_Task objective_.
Find every line below that contains the word "CONTRACT" and copy it out.

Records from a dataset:

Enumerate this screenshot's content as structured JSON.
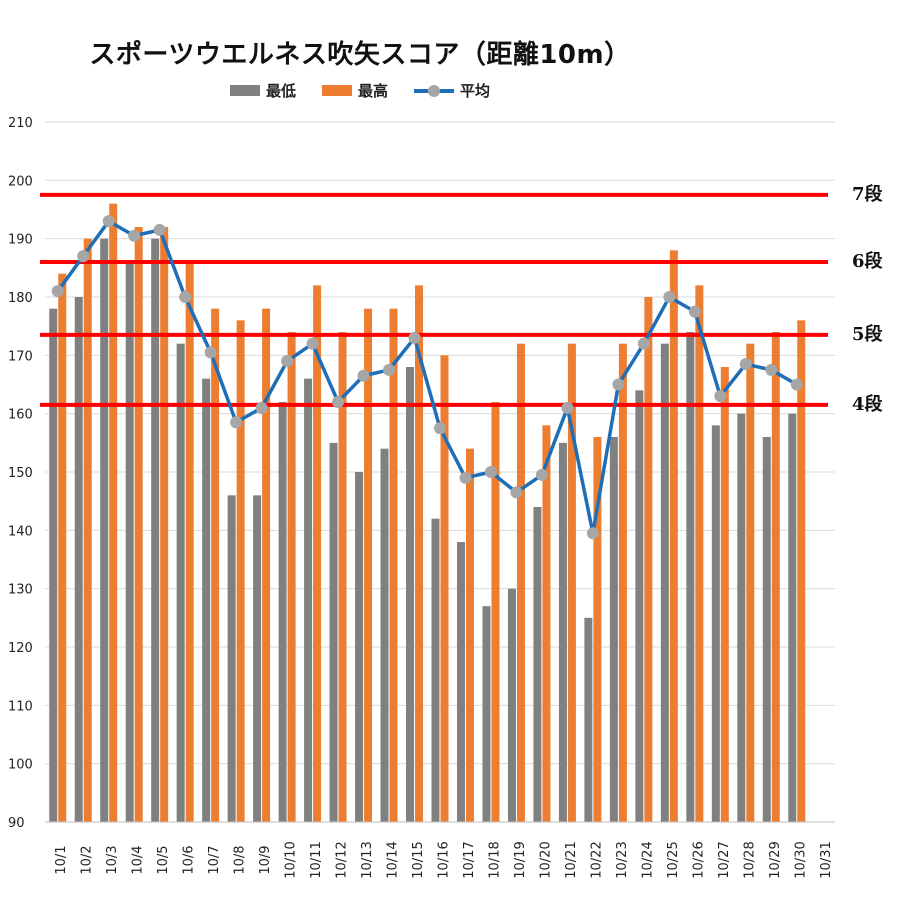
{
  "chart_data": {
    "type": "bar",
    "title": "スポーツウエルネス吹矢スコア（距離10m）",
    "xlabel": "",
    "ylabel": "",
    "ylim": [
      90,
      210
    ],
    "yticks": [
      90,
      100,
      110,
      120,
      130,
      140,
      150,
      160,
      170,
      180,
      190,
      200,
      210
    ],
    "grid": true,
    "legend_position": "top",
    "categories": [
      "10/1",
      "10/2",
      "10/3",
      "10/4",
      "10/5",
      "10/6",
      "10/7",
      "10/8",
      "10/9",
      "10/10",
      "10/11",
      "10/12",
      "10/13",
      "10/14",
      "10/15",
      "10/16",
      "10/17",
      "10/18",
      "10/19",
      "10/20",
      "10/21",
      "10/22",
      "10/23",
      "10/24",
      "10/25",
      "10/26",
      "10/27",
      "10/28",
      "10/29",
      "10/30",
      "10/31"
    ],
    "series": [
      {
        "name": "最低",
        "type": "bar",
        "color": "#808080",
        "values": [
          178,
          180,
          190,
          186,
          190,
          172,
          166,
          146,
          146,
          162,
          166,
          155,
          150,
          154,
          168,
          142,
          138,
          127,
          130,
          144,
          155,
          125,
          156,
          164,
          172,
          174,
          158,
          160,
          156,
          160,
          null
        ]
      },
      {
        "name": "最高",
        "type": "bar",
        "color": "#ed7d31",
        "values": [
          184,
          190,
          196,
          192,
          192,
          186,
          178,
          176,
          178,
          174,
          182,
          174,
          178,
          178,
          182,
          170,
          154,
          162,
          172,
          158,
          172,
          156,
          172,
          180,
          188,
          182,
          168,
          172,
          174,
          176,
          null
        ]
      },
      {
        "name": "平均",
        "type": "line",
        "color": "#1f6fb8",
        "marker_color": "#a6a6a6",
        "values": [
          181,
          187,
          193,
          190.5,
          191.5,
          180,
          170.5,
          158.5,
          161,
          169,
          172,
          162,
          166.5,
          167.5,
          173,
          157.5,
          149,
          150,
          146.5,
          149.5,
          161,
          139.5,
          165,
          172,
          180,
          177.5,
          163,
          168.5,
          167.5,
          165,
          null
        ]
      }
    ],
    "reference_lines": [
      {
        "label": "7段",
        "value": 197.5,
        "color": "#ff0000"
      },
      {
        "label": "6段",
        "value": 186,
        "color": "#ff0000"
      },
      {
        "label": "5段",
        "value": 173.5,
        "color": "#ff0000"
      },
      {
        "label": "4段",
        "value": 161.5,
        "color": "#ff0000"
      }
    ]
  }
}
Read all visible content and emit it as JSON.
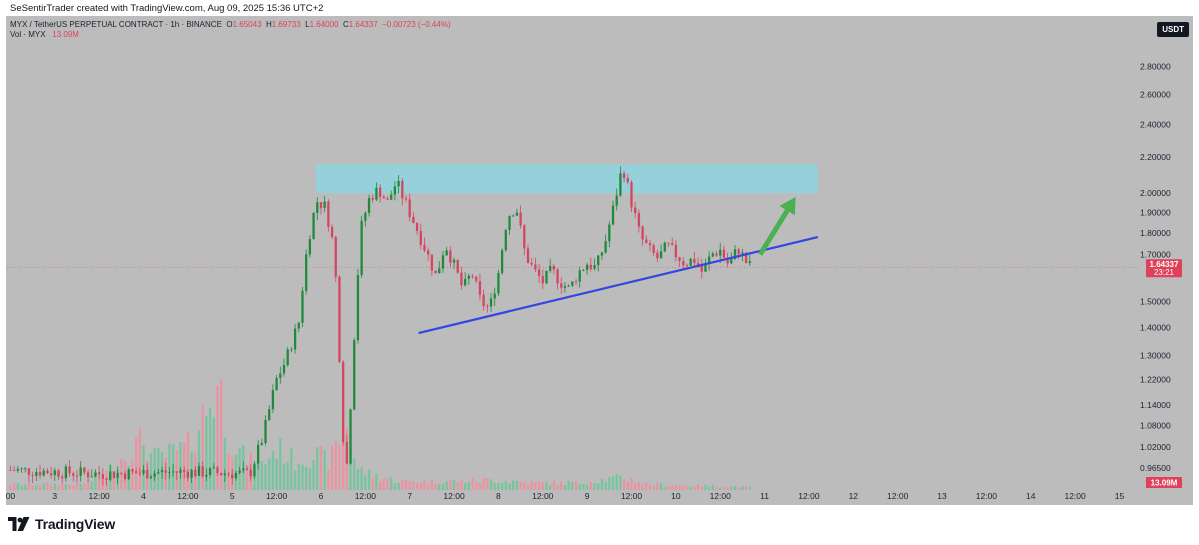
{
  "header": {
    "text": "SeSentirTrader created with TradingView.com, Aug 09, 2025 15:36 UTC+2"
  },
  "legend": {
    "symbol": "MYX / TetherUS PERPETUAL CONTRACT · 1h · BINANCE",
    "open_label": "O",
    "open": "1.65043",
    "high_label": "H",
    "high": "1.69733",
    "low_label": "L",
    "low": "1.64000",
    "close_label": "C",
    "close": "1.64337",
    "change": "−0.00723 (−0.44%)",
    "vol_label": "Vol · MYX",
    "vol_value": "13.09M"
  },
  "currency_badge": "USDT",
  "price_badge": {
    "price": "1.64337",
    "countdown": "23:21"
  },
  "volume_badge": "13.09M",
  "brand": "TradingView",
  "colors": {
    "background": "#bcbcbc",
    "up": "#1f8a3c",
    "down": "#d64560",
    "zone": "#8fd3e0",
    "trendline": "#3346e0",
    "arrow": "#4caf50",
    "price_badge": "#e0415a"
  },
  "chart_data": {
    "type": "candlestick",
    "symbol": "MYX / TetherUS PERPETUAL CONTRACT",
    "interval": "1h",
    "exchange": "BINANCE",
    "y_scale": "log",
    "ylim": [
      0.91,
      3.2
    ],
    "y_ticks": [
      {
        "value": 0.965,
        "label": "0.96500"
      },
      {
        "value": 1.02,
        "label": "1.02000"
      },
      {
        "value": 1.08,
        "label": "1.08000"
      },
      {
        "value": 1.14,
        "label": "1.14000"
      },
      {
        "value": 1.22,
        "label": "1.22000"
      },
      {
        "value": 1.3,
        "label": "1.30000"
      },
      {
        "value": 1.4,
        "label": "1.40000"
      },
      {
        "value": 1.5,
        "label": "1.50000"
      },
      {
        "value": 1.7,
        "label": "1.70000"
      },
      {
        "value": 1.8,
        "label": "1.80000"
      },
      {
        "value": 1.9,
        "label": "1.90000"
      },
      {
        "value": 2.0,
        "label": "2.00000"
      },
      {
        "value": 2.2,
        "label": "2.20000"
      },
      {
        "value": 2.4,
        "label": "2.40000"
      },
      {
        "value": 2.6,
        "label": "2.60000"
      },
      {
        "value": 2.8,
        "label": "2.80000"
      }
    ],
    "x_ticks": [
      {
        "x": 0,
        "label": "00"
      },
      {
        "x": 0.5,
        "label": "3"
      },
      {
        "x": 1,
        "label": "12:00"
      },
      {
        "x": 1.5,
        "label": "4"
      },
      {
        "x": 2,
        "label": "12:00"
      },
      {
        "x": 2.5,
        "label": "5"
      },
      {
        "x": 3,
        "label": "12:00"
      },
      {
        "x": 3.5,
        "label": "6"
      },
      {
        "x": 4,
        "label": "12:00"
      },
      {
        "x": 4.5,
        "label": "7"
      },
      {
        "x": 5,
        "label": "12:00"
      },
      {
        "x": 5.5,
        "label": "8"
      },
      {
        "x": 6,
        "label": "12:00"
      },
      {
        "x": 6.5,
        "label": "9"
      },
      {
        "x": 7,
        "label": "12:00"
      },
      {
        "x": 7.5,
        "label": "10"
      },
      {
        "x": 8,
        "label": "12:00"
      },
      {
        "x": 8.5,
        "label": "11"
      },
      {
        "x": 9,
        "label": "12:00"
      },
      {
        "x": 9.5,
        "label": "12"
      },
      {
        "x": 10,
        "label": "12:00"
      },
      {
        "x": 10.5,
        "label": "13"
      },
      {
        "x": 11,
        "label": "12:00"
      },
      {
        "x": 11.5,
        "label": "14"
      },
      {
        "x": 12,
        "label": "12:00"
      },
      {
        "x": 12.5,
        "label": "15"
      }
    ],
    "xlim": [
      -0.05,
      12.72
    ],
    "last_price": 1.64337,
    "price_path": [
      [
        0.0,
        0.96
      ],
      [
        1.0,
        0.95
      ],
      [
        2.0,
        0.955
      ],
      [
        2.7,
        0.95
      ],
      [
        2.85,
        1.05
      ],
      [
        3.0,
        1.22
      ],
      [
        3.1,
        1.28
      ],
      [
        3.25,
        1.42
      ],
      [
        3.35,
        1.75
      ],
      [
        3.45,
        1.96
      ],
      [
        3.55,
        1.93
      ],
      [
        3.65,
        1.72
      ],
      [
        3.7,
        1.35
      ],
      [
        3.75,
        1.05
      ],
      [
        3.8,
        0.96
      ],
      [
        3.88,
        1.4
      ],
      [
        3.95,
        1.82
      ],
      [
        4.05,
        1.98
      ],
      [
        4.15,
        2.02
      ],
      [
        4.25,
        1.95
      ],
      [
        4.35,
        2.06
      ],
      [
        4.45,
        1.95
      ],
      [
        4.55,
        1.85
      ],
      [
        4.7,
        1.7
      ],
      [
        4.8,
        1.6
      ],
      [
        4.9,
        1.75
      ],
      [
        5.0,
        1.65
      ],
      [
        5.1,
        1.55
      ],
      [
        5.2,
        1.62
      ],
      [
        5.3,
        1.5
      ],
      [
        5.4,
        1.47
      ],
      [
        5.5,
        1.62
      ],
      [
        5.6,
        1.88
      ],
      [
        5.7,
        1.93
      ],
      [
        5.8,
        1.7
      ],
      [
        5.9,
        1.63
      ],
      [
        6.0,
        1.58
      ],
      [
        6.1,
        1.63
      ],
      [
        6.2,
        1.58
      ],
      [
        6.3,
        1.55
      ],
      [
        6.4,
        1.62
      ],
      [
        6.5,
        1.66
      ],
      [
        6.6,
        1.64
      ],
      [
        6.7,
        1.75
      ],
      [
        6.8,
        1.93
      ],
      [
        6.9,
        2.15
      ],
      [
        7.0,
        1.95
      ],
      [
        7.1,
        1.78
      ],
      [
        7.2,
        1.72
      ],
      [
        7.3,
        1.68
      ],
      [
        7.4,
        1.74
      ],
      [
        7.5,
        1.7
      ],
      [
        7.6,
        1.66
      ],
      [
        7.7,
        1.68
      ],
      [
        7.8,
        1.62
      ],
      [
        7.9,
        1.7
      ],
      [
        8.0,
        1.72
      ],
      [
        8.1,
        1.65
      ],
      [
        8.2,
        1.73
      ],
      [
        8.3,
        1.66
      ],
      [
        8.35,
        1.643
      ]
    ],
    "volume_profile": [
      [
        0.0,
        0.04
      ],
      [
        0.8,
        0.04
      ],
      [
        1.05,
        0.1
      ],
      [
        1.3,
        0.25
      ],
      [
        1.5,
        0.35
      ],
      [
        1.6,
        0.22
      ],
      [
        1.8,
        0.25
      ],
      [
        2.0,
        0.3
      ],
      [
        2.2,
        0.55
      ],
      [
        2.35,
        0.75
      ],
      [
        2.45,
        0.4
      ],
      [
        2.6,
        0.25
      ],
      [
        2.8,
        0.15
      ],
      [
        3.0,
        0.3
      ],
      [
        3.2,
        0.2
      ],
      [
        3.4,
        0.25
      ],
      [
        3.6,
        0.2
      ],
      [
        3.8,
        0.5
      ],
      [
        3.9,
        0.15
      ],
      [
        4.1,
        0.1
      ],
      [
        4.4,
        0.06
      ],
      [
        4.9,
        0.06
      ],
      [
        5.4,
        0.07
      ],
      [
        6.0,
        0.05
      ],
      [
        6.4,
        0.05
      ],
      [
        6.9,
        0.09
      ],
      [
        7.2,
        0.04
      ],
      [
        8.35,
        0.02
      ]
    ],
    "annotations": {
      "resistance_zone": {
        "x": [
          3.44,
          9.1
        ],
        "y": [
          2.0,
          2.16
        ]
      },
      "ascending_trendline": {
        "from": [
          4.6,
          1.38
        ],
        "to": [
          9.1,
          1.78
        ]
      },
      "up_arrow": {
        "from": [
          8.45,
          1.7
        ],
        "to": [
          8.85,
          1.98
        ]
      }
    }
  }
}
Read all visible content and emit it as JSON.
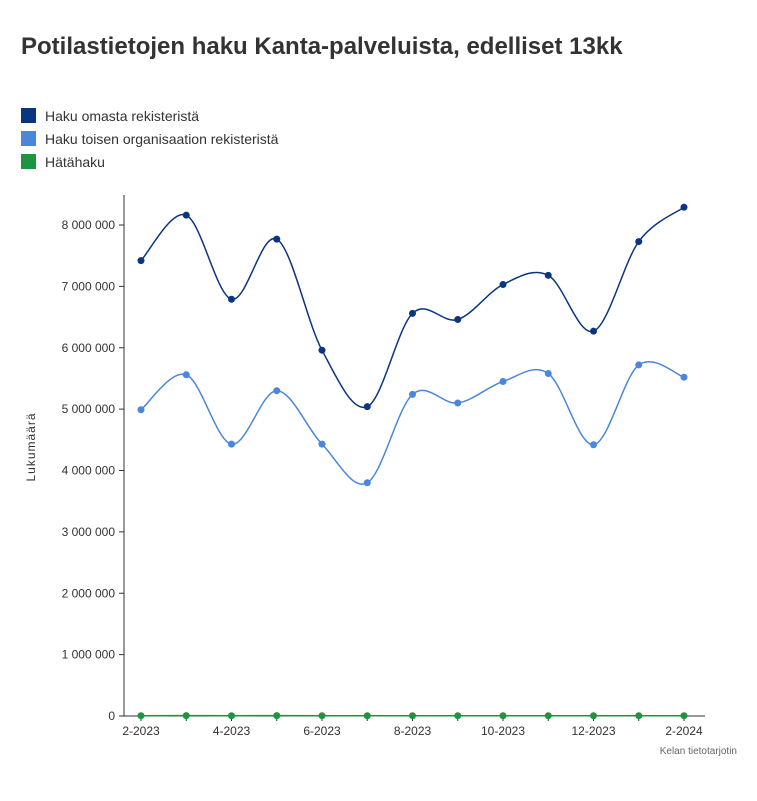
{
  "title": "Potilastietojen haku Kanta-palveluista, edelliset 13kk",
  "source": "Kelan tietotarjotin",
  "chart_data": {
    "type": "line",
    "title": "Potilastietojen haku Kanta-palveluista, edelliset 13kk",
    "xlabel": "",
    "ylabel": "Lukumäärä",
    "x": [
      "2-2023",
      "3-2023",
      "4-2023",
      "5-2023",
      "6-2023",
      "7-2023",
      "8-2023",
      "9-2023",
      "10-2023",
      "11-2023",
      "12-2023",
      "1-2024",
      "2-2024"
    ],
    "xtick_labels": [
      "2-2023",
      "4-2023",
      "6-2023",
      "8-2023",
      "10-2023",
      "12-2023",
      "2-2024"
    ],
    "ylim": [
      0,
      8500000
    ],
    "yticks": [
      0,
      1000000,
      2000000,
      3000000,
      4000000,
      5000000,
      6000000,
      7000000,
      8000000
    ],
    "ytick_labels": [
      "0",
      "1 000 000",
      "2 000 000",
      "3 000 000",
      "4 000 000",
      "5 000 000",
      "6 000 000",
      "7 000 000",
      "8 000 000"
    ],
    "grid": false,
    "legend_position": "top-left",
    "series": [
      {
        "name": "Haku omasta rekisteristä",
        "color": "#0a3580",
        "values": [
          7420000,
          8160000,
          6790000,
          7770000,
          5960000,
          5040000,
          6560000,
          6460000,
          7030000,
          7180000,
          6270000,
          7730000,
          8290000
        ]
      },
      {
        "name": "Haku toisen organisaation rekisteristä",
        "color": "#4a86dc",
        "values": [
          4990000,
          5560000,
          4430000,
          5300000,
          4430000,
          3800000,
          5240000,
          5100000,
          5450000,
          5580000,
          4420000,
          5720000,
          5520000
        ]
      },
      {
        "name": "Hätähaku",
        "color": "#1a9641",
        "values": [
          5000,
          6000,
          5000,
          6000,
          5000,
          4000,
          5000,
          5000,
          5000,
          5000,
          5000,
          5000,
          5000
        ]
      }
    ]
  }
}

_Result of this task_.
    "symbol": "MYX / TetherUS PERPETUAL CONTRACT · 1h · BINANCE",
    "symbol": "MYX / TetherUS PERPETUAL CONTRACT",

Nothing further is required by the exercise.